Collection entries
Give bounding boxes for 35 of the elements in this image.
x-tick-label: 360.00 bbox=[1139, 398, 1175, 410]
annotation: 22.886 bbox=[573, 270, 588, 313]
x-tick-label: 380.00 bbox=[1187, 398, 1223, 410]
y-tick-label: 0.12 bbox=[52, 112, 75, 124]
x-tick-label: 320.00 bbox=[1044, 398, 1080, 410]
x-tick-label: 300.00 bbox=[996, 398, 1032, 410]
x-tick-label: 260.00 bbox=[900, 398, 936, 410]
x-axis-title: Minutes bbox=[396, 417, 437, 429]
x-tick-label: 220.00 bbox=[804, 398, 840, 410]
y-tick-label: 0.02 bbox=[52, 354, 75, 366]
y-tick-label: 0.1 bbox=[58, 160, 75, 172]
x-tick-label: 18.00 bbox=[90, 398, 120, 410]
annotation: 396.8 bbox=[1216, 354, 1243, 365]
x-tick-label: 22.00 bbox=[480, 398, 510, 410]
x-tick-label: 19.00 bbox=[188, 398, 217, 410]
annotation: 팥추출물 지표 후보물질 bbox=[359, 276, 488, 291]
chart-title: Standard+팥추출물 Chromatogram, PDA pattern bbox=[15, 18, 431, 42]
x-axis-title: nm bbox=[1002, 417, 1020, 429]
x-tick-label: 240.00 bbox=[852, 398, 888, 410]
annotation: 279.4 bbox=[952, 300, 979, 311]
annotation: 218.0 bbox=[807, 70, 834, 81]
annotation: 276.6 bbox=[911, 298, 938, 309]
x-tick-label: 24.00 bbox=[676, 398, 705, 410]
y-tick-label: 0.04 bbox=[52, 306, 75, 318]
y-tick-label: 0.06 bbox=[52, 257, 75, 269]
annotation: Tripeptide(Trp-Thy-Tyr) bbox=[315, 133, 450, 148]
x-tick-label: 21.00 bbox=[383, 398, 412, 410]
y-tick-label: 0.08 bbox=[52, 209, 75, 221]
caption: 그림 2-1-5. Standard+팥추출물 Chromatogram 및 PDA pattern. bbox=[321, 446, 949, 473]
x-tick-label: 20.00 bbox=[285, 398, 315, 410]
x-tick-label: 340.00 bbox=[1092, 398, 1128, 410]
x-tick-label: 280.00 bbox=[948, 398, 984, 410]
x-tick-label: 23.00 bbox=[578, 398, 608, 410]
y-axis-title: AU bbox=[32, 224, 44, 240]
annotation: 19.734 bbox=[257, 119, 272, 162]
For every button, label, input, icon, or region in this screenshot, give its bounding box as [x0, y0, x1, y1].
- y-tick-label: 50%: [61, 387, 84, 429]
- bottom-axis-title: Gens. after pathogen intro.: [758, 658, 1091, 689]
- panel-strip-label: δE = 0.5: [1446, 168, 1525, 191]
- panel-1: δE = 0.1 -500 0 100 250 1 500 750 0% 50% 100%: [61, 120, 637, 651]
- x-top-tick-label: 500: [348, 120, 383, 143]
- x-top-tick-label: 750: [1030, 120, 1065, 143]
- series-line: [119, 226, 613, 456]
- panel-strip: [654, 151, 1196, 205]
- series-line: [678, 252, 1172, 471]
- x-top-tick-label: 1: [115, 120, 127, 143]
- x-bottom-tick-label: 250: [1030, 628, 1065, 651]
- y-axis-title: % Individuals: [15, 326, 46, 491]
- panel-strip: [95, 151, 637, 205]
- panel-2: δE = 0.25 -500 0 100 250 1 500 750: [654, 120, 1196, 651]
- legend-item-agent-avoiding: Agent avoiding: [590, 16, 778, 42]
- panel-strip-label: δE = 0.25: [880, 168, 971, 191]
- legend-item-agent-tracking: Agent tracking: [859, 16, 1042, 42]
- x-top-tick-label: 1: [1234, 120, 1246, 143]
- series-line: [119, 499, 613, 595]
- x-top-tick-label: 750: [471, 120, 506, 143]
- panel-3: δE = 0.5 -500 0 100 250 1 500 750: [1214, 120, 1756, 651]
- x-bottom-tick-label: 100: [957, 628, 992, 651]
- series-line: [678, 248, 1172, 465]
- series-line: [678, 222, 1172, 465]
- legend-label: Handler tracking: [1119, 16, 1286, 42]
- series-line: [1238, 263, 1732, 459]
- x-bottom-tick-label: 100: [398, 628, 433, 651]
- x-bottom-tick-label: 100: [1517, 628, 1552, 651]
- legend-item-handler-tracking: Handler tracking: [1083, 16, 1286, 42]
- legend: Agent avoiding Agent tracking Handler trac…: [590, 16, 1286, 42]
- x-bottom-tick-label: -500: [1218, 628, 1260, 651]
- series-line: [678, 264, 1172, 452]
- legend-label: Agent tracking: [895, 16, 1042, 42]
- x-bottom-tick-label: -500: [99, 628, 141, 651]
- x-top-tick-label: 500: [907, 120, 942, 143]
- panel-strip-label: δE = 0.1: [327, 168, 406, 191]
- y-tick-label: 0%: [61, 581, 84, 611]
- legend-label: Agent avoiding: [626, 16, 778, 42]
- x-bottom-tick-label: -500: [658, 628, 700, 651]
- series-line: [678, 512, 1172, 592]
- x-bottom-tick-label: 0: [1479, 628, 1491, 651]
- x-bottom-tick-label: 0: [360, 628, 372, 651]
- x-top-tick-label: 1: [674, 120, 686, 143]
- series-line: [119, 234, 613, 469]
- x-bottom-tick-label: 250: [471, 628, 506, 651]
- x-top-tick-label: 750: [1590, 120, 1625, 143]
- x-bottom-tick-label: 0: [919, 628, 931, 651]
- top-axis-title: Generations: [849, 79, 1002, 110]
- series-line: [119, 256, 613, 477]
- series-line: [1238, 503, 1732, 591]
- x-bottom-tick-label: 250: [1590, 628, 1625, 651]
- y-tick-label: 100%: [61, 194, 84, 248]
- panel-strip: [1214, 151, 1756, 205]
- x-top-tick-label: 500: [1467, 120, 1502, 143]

• Exercise instructions
Among the entries, copy every line containing the word "this".

• Exercise output
Give bounding boxes for 35 of the elements in this image.
For every button, label, input, icon, or region in this screenshot, give its bounding box as [x0, y0, x1, y1].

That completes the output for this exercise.